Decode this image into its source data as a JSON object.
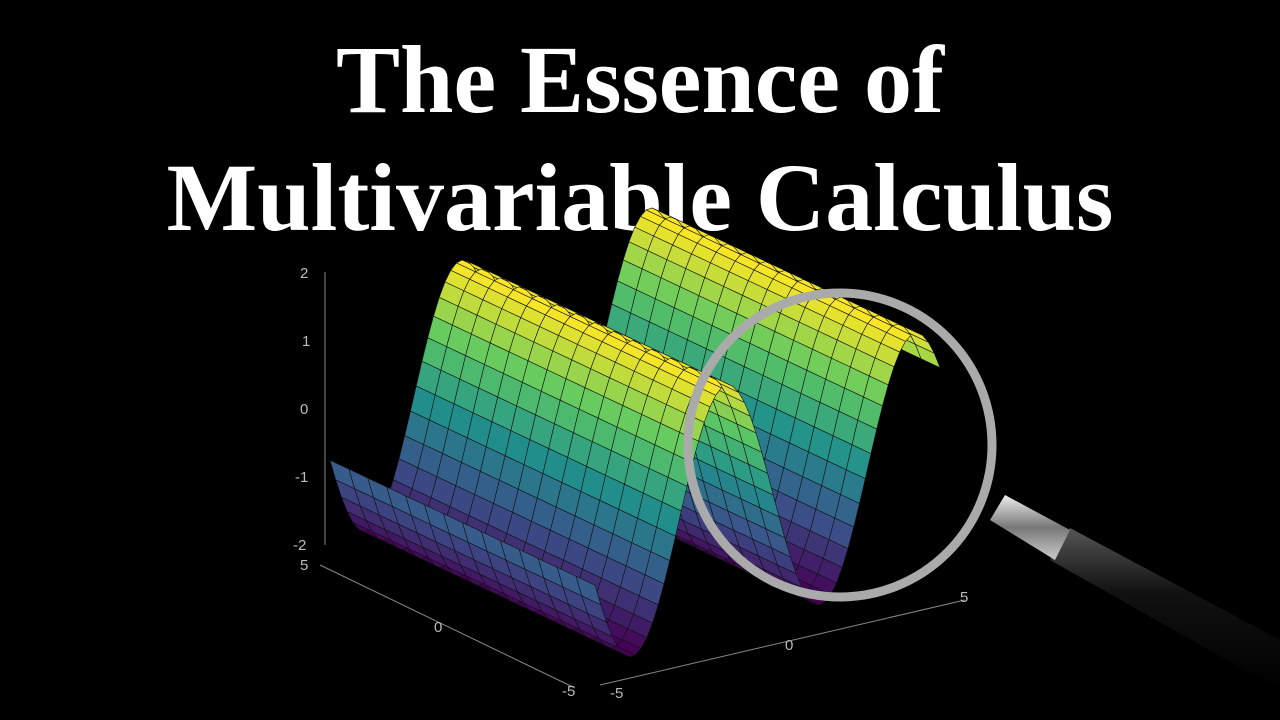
{
  "title": {
    "line1": "The Essence of",
    "line2": "Multivariable Calculus"
  },
  "plot": {
    "z_ticks": [
      "2",
      "1",
      "0",
      "-1",
      "-2"
    ],
    "y_ticks": [
      "5",
      "0",
      "-5"
    ],
    "x_ticks": [
      "-5",
      "0",
      "5"
    ]
  }
}
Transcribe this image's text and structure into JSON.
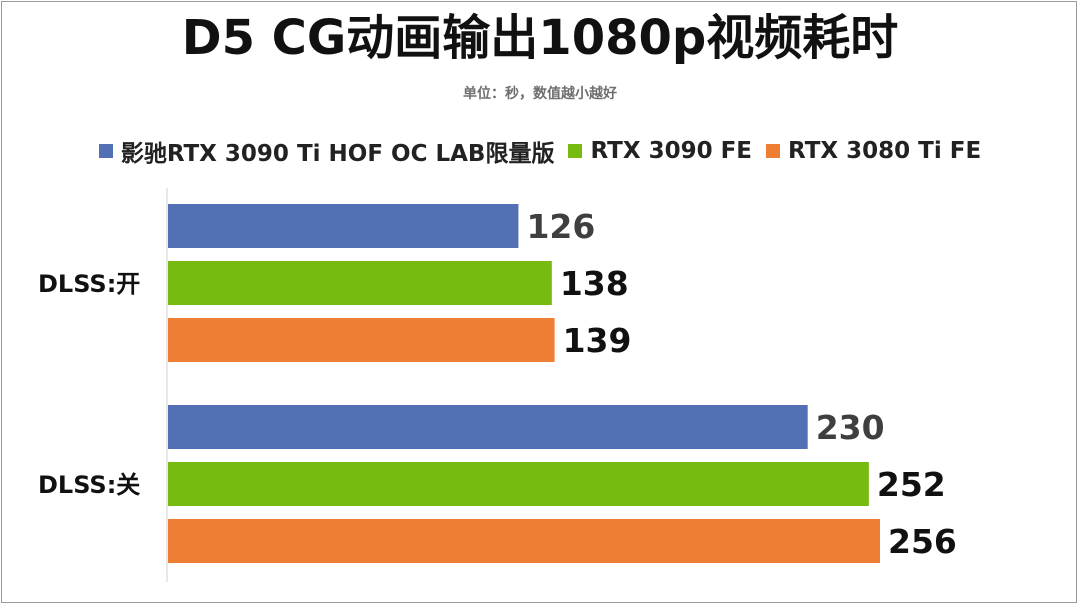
{
  "chart_data": {
    "type": "bar",
    "orientation": "horizontal",
    "title": "D5 CG动画输出1080p视频耗时",
    "subtitle": "单位：秒，数值越小越好",
    "categories": [
      "DLSS:开",
      "DLSS:关"
    ],
    "series": [
      {
        "name": "影驰RTX 3090 Ti HOF OC LAB限量版",
        "color": "#5470b5",
        "values": [
          126,
          230
        ]
      },
      {
        "name": "RTX 3090 FE",
        "color": "#77bb11",
        "values": [
          138,
          252
        ]
      },
      {
        "name": "RTX 3080 Ti FE",
        "color": "#ee7e33",
        "values": [
          139,
          256
        ]
      }
    ],
    "xlim": [
      0,
      256
    ],
    "legend_position": "top",
    "grid": false
  }
}
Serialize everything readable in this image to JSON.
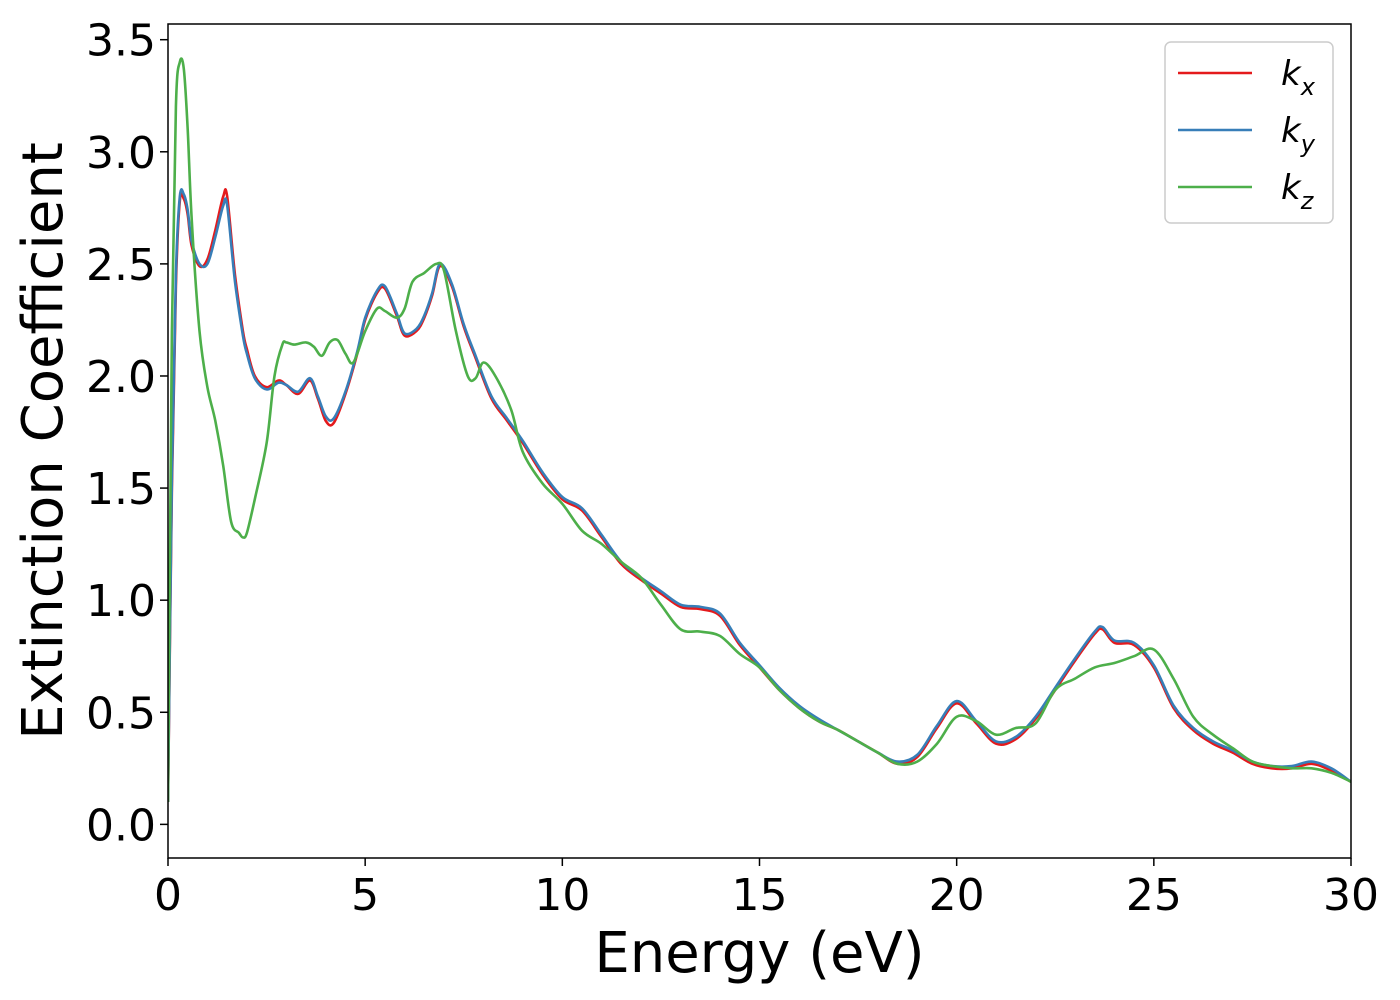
{
  "chart_data": {
    "type": "line",
    "xlabel": "Energy (eV)",
    "ylabel": "Extinction Coefficient",
    "xlim": [
      0,
      30
    ],
    "ylim": [
      -0.15,
      3.57
    ],
    "xticks": [
      0,
      5,
      10,
      15,
      20,
      25,
      30
    ],
    "xtick_labels": [
      "0",
      "5",
      "10",
      "15",
      "20",
      "25",
      "30"
    ],
    "yticks": [
      0.0,
      0.5,
      1.0,
      1.5,
      2.0,
      2.5,
      3.0,
      3.5
    ],
    "ytick_labels": [
      "0.0",
      "0.5",
      "1.0",
      "1.5",
      "2.0",
      "2.5",
      "3.0",
      "3.5"
    ],
    "grid": false,
    "legend_position": "top-right",
    "series": [
      {
        "name": "kx",
        "name_main": "k",
        "name_sub": "x",
        "color": "#e41a1c",
        "x": [
          0,
          0.1,
          0.2,
          0.3,
          0.4,
          0.5,
          0.6,
          0.8,
          1.0,
          1.2,
          1.4,
          1.5,
          1.7,
          1.9,
          2.0,
          2.2,
          2.5,
          2.8,
          3.0,
          3.3,
          3.6,
          3.8,
          4.0,
          4.2,
          4.5,
          4.8,
          5.0,
          5.3,
          5.5,
          5.8,
          6.0,
          6.3,
          6.5,
          6.7,
          6.9,
          7.2,
          7.5,
          7.8,
          8.2,
          8.6,
          9.0,
          9.5,
          10.0,
          10.5,
          11.0,
          11.5,
          12.0,
          12.5,
          13.0,
          13.5,
          14.0,
          14.5,
          15.0,
          15.5,
          16.0,
          16.5,
          17.0,
          17.5,
          18.0,
          18.5,
          19.0,
          19.5,
          20.0,
          20.5,
          21.0,
          21.5,
          22.0,
          22.5,
          23.0,
          23.5,
          23.7,
          24.0,
          24.5,
          25.0,
          25.5,
          26.0,
          26.5,
          27.0,
          27.5,
          28.0,
          28.5,
          29.0,
          29.5,
          30.0
        ],
        "values": [
          0.1,
          1.5,
          2.4,
          2.78,
          2.79,
          2.72,
          2.58,
          2.49,
          2.52,
          2.65,
          2.8,
          2.8,
          2.45,
          2.2,
          2.12,
          2.0,
          1.95,
          1.98,
          1.96,
          1.92,
          1.98,
          1.9,
          1.8,
          1.79,
          1.92,
          2.1,
          2.25,
          2.37,
          2.39,
          2.27,
          2.18,
          2.2,
          2.26,
          2.36,
          2.49,
          2.4,
          2.22,
          2.08,
          1.9,
          1.8,
          1.7,
          1.56,
          1.45,
          1.4,
          1.28,
          1.16,
          1.09,
          1.03,
          0.97,
          0.96,
          0.93,
          0.8,
          0.7,
          0.6,
          0.52,
          0.46,
          0.42,
          0.37,
          0.32,
          0.27,
          0.3,
          0.43,
          0.54,
          0.45,
          0.36,
          0.38,
          0.47,
          0.6,
          0.73,
          0.85,
          0.87,
          0.81,
          0.8,
          0.7,
          0.52,
          0.42,
          0.36,
          0.32,
          0.27,
          0.25,
          0.25,
          0.27,
          0.24,
          0.19
        ]
      },
      {
        "name": "ky",
        "name_main": "k",
        "name_sub": "y",
        "color": "#377eb8",
        "x": [
          0,
          0.1,
          0.2,
          0.3,
          0.4,
          0.5,
          0.6,
          0.8,
          1.0,
          1.2,
          1.4,
          1.5,
          1.7,
          1.9,
          2.0,
          2.2,
          2.5,
          2.8,
          3.0,
          3.3,
          3.6,
          3.8,
          4.0,
          4.2,
          4.5,
          4.8,
          5.0,
          5.3,
          5.5,
          5.8,
          6.0,
          6.3,
          6.5,
          6.7,
          6.9,
          7.2,
          7.5,
          7.8,
          8.2,
          8.6,
          9.0,
          9.5,
          10.0,
          10.5,
          11.0,
          11.5,
          12.0,
          12.5,
          13.0,
          13.5,
          14.0,
          14.5,
          15.0,
          15.5,
          16.0,
          16.5,
          17.0,
          17.5,
          18.0,
          18.5,
          19.0,
          19.5,
          20.0,
          20.5,
          21.0,
          21.5,
          22.0,
          22.5,
          23.0,
          23.5,
          23.7,
          24.0,
          24.5,
          25.0,
          25.5,
          26.0,
          26.5,
          27.0,
          27.5,
          28.0,
          28.5,
          29.0,
          29.5,
          30.0
        ],
        "values": [
          0.1,
          1.55,
          2.45,
          2.8,
          2.81,
          2.74,
          2.6,
          2.5,
          2.5,
          2.62,
          2.76,
          2.76,
          2.42,
          2.18,
          2.1,
          1.99,
          1.94,
          1.97,
          1.96,
          1.93,
          1.99,
          1.91,
          1.82,
          1.81,
          1.93,
          2.11,
          2.26,
          2.38,
          2.4,
          2.28,
          2.19,
          2.21,
          2.27,
          2.37,
          2.5,
          2.41,
          2.23,
          2.09,
          1.91,
          1.81,
          1.71,
          1.57,
          1.46,
          1.41,
          1.29,
          1.17,
          1.1,
          1.04,
          0.98,
          0.97,
          0.94,
          0.81,
          0.71,
          0.61,
          0.53,
          0.47,
          0.42,
          0.37,
          0.32,
          0.28,
          0.31,
          0.44,
          0.55,
          0.46,
          0.37,
          0.39,
          0.48,
          0.61,
          0.74,
          0.86,
          0.88,
          0.82,
          0.81,
          0.71,
          0.53,
          0.43,
          0.37,
          0.33,
          0.28,
          0.26,
          0.26,
          0.28,
          0.25,
          0.19
        ]
      },
      {
        "name": "kz",
        "name_main": "k",
        "name_sub": "z",
        "color": "#4daf4a",
        "x": [
          0,
          0.1,
          0.2,
          0.3,
          0.4,
          0.5,
          0.6,
          0.8,
          1.0,
          1.2,
          1.4,
          1.6,
          1.8,
          1.9,
          2.0,
          2.2,
          2.5,
          2.7,
          2.9,
          3.0,
          3.2,
          3.5,
          3.7,
          3.9,
          4.1,
          4.3,
          4.5,
          4.7,
          5.0,
          5.3,
          5.5,
          5.8,
          6.0,
          6.2,
          6.5,
          6.8,
          7.0,
          7.3,
          7.6,
          7.8,
          8.0,
          8.3,
          8.7,
          9.0,
          9.5,
          10.0,
          10.5,
          11.0,
          11.5,
          12.0,
          12.5,
          13.0,
          13.5,
          14.0,
          14.5,
          15.0,
          15.5,
          16.0,
          16.5,
          17.0,
          17.5,
          18.0,
          18.5,
          19.0,
          19.5,
          20.0,
          20.5,
          21.0,
          21.5,
          22.0,
          22.5,
          23.0,
          23.5,
          24.0,
          24.5,
          25.0,
          25.5,
          26.0,
          26.5,
          27.0,
          27.5,
          28.0,
          28.5,
          29.0,
          29.5,
          30.0
        ],
        "values": [
          0.1,
          2.2,
          3.2,
          3.4,
          3.37,
          3.1,
          2.7,
          2.2,
          1.95,
          1.8,
          1.6,
          1.35,
          1.3,
          1.28,
          1.3,
          1.45,
          1.7,
          2.0,
          2.14,
          2.15,
          2.14,
          2.15,
          2.13,
          2.09,
          2.15,
          2.16,
          2.1,
          2.06,
          2.2,
          2.3,
          2.29,
          2.26,
          2.3,
          2.42,
          2.46,
          2.5,
          2.47,
          2.2,
          2.0,
          1.99,
          2.06,
          2.0,
          1.85,
          1.66,
          1.52,
          1.43,
          1.31,
          1.25,
          1.17,
          1.1,
          0.98,
          0.87,
          0.86,
          0.84,
          0.76,
          0.7,
          0.6,
          0.52,
          0.46,
          0.42,
          0.37,
          0.32,
          0.27,
          0.28,
          0.36,
          0.48,
          0.46,
          0.4,
          0.43,
          0.45,
          0.6,
          0.65,
          0.7,
          0.72,
          0.75,
          0.78,
          0.65,
          0.48,
          0.4,
          0.34,
          0.28,
          0.26,
          0.25,
          0.25,
          0.23,
          0.19
        ]
      }
    ]
  }
}
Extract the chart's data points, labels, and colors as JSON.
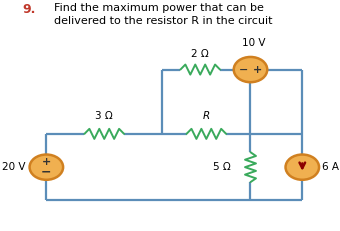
{
  "title_num": "9.",
  "title_text": "Find the maximum power that can be\ndelivered to the resistor R in the circuit",
  "wire_color": "#5b8db8",
  "resistor_color": "#3aaa5c",
  "source_fill": "#f0b050",
  "source_edge": "#d08020",
  "bg_color": "#ffffff",
  "text_color": "#000000",
  "title_num_color": "#c0392b",
  "arrow_color": "#8b0000",
  "labels": {
    "2ohm": "2 Ω",
    "3ohm": "3 Ω",
    "5ohm": "5 Ω",
    "R": "R",
    "10V": "10 V",
    "20V": "20 V",
    "6A": "6 A"
  },
  "layout": {
    "xL": 0.09,
    "xM": 0.47,
    "xR": 0.76,
    "xFR": 0.93,
    "yBot": 0.13,
    "yMid": 0.42,
    "yTop": 0.7,
    "src_r": 0.055
  }
}
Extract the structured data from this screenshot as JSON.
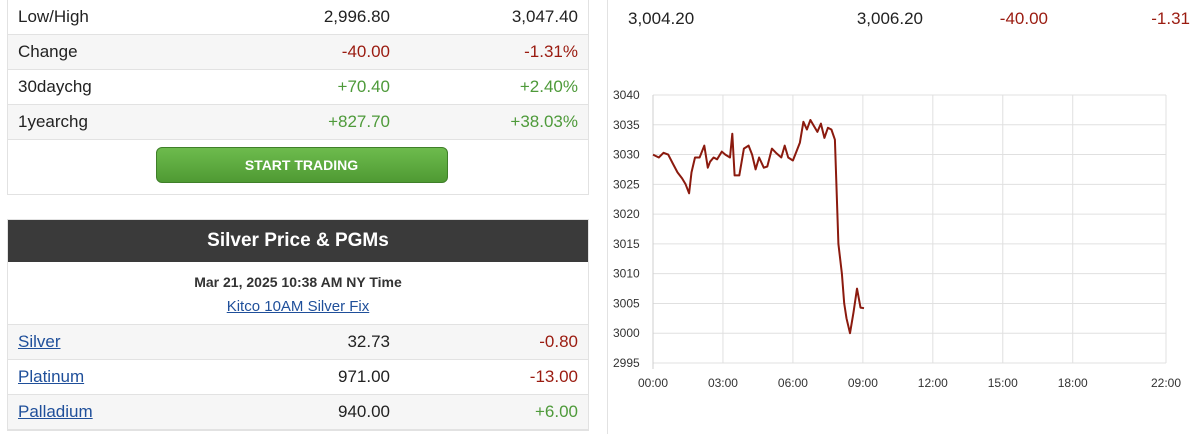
{
  "gold_table": {
    "rows": [
      {
        "label": "Low/High",
        "v1": "2,996.80",
        "v2": "3,047.40",
        "v1_class": "",
        "v2_class": ""
      },
      {
        "label": "Change",
        "v1": "-40.00",
        "v2": "-1.31%",
        "v1_class": "neg",
        "v2_class": "neg"
      },
      {
        "label": "30daychg",
        "v1": "+70.40",
        "v2": "+2.40%",
        "v1_class": "pos",
        "v2_class": "pos"
      },
      {
        "label": "1yearchg",
        "v1": "+827.70",
        "v2": "+38.03%",
        "v1_class": "pos",
        "v2_class": "pos"
      }
    ],
    "trade_button": "START TRADING"
  },
  "silver": {
    "title": "Silver Price & PGMs",
    "time": "Mar 21, 2025 10:38 AM NY Time",
    "fix_link": "Kitco 10AM Silver Fix",
    "rows": [
      {
        "label": "Silver",
        "price": "32.73",
        "change": "-0.80",
        "change_class": "neg"
      },
      {
        "label": "Platinum",
        "price": "971.00",
        "change": "-13.00",
        "change_class": "neg"
      },
      {
        "label": "Palladium",
        "price": "940.00",
        "change": "+6.00",
        "change_class": "pos"
      }
    ]
  },
  "quote": {
    "bid": "3,004.20",
    "ask": "3,006.20",
    "change": "-40.00",
    "change_pct": "-1.31"
  },
  "colors": {
    "negative": "#9a1b10",
    "positive": "#4e9a3a",
    "header_bg": "#3a3a3a",
    "line": "#8b1a0e"
  },
  "chart_data": {
    "type": "line",
    "xlabel": "",
    "ylabel": "",
    "ylim": [
      2995,
      3040
    ],
    "y_ticks": [
      2995,
      3000,
      3005,
      3010,
      3015,
      3020,
      3025,
      3030,
      3035,
      3040
    ],
    "x_ticks": [
      "00:00",
      "03:00",
      "06:00",
      "09:00",
      "12:00",
      "15:00",
      "18:00",
      "22:00"
    ],
    "x_tick_hours": [
      0,
      3,
      6,
      9,
      12,
      15,
      18,
      22
    ],
    "xlim_hours": [
      0,
      22
    ],
    "grid": true,
    "series": [
      {
        "x": [
          0,
          0.25,
          0.45,
          0.65,
          0.85,
          1.05,
          1.25,
          1.4,
          1.55,
          1.65,
          1.8,
          2.0,
          2.2,
          2.35,
          2.45,
          2.6,
          2.75,
          2.95,
          3.1,
          3.3,
          3.4,
          3.5,
          3.7,
          3.9,
          4.1,
          4.25,
          4.4,
          4.55,
          4.75,
          4.9,
          5.1,
          5.3,
          5.5,
          5.65,
          5.8,
          6.0,
          6.15,
          6.3,
          6.45,
          6.6,
          6.75,
          6.9,
          7.05,
          7.2,
          7.35,
          7.5,
          7.65,
          7.8,
          7.95,
          8.1,
          8.2,
          8.3,
          8.45,
          8.6,
          8.75,
          8.9,
          9.05
        ],
        "y": [
          3030,
          3029.5,
          3030.3,
          3030,
          3028.5,
          3027,
          3026,
          3025,
          3023.5,
          3027,
          3029.5,
          3029.5,
          3031.5,
          3027.8,
          3028.8,
          3029.5,
          3029.2,
          3030.5,
          3030,
          3029.5,
          3033.5,
          3026.5,
          3026.5,
          3031,
          3031.5,
          3030,
          3027.5,
          3029.5,
          3027.8,
          3028,
          3031,
          3030.2,
          3029.5,
          3031.5,
          3029.5,
          3029,
          3030.5,
          3032,
          3035.5,
          3034.2,
          3035.8,
          3034.8,
          3033.8,
          3035.2,
          3032.8,
          3034.5,
          3034.2,
          3032.5,
          3015,
          3010,
          3005,
          3002.5,
          3000,
          3003.5,
          3007.5,
          3004.3,
          3004.2
        ]
      }
    ]
  }
}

Stated goal —
Find every line with the word "colors" and state how many there are, with no other words.

Solution below —
2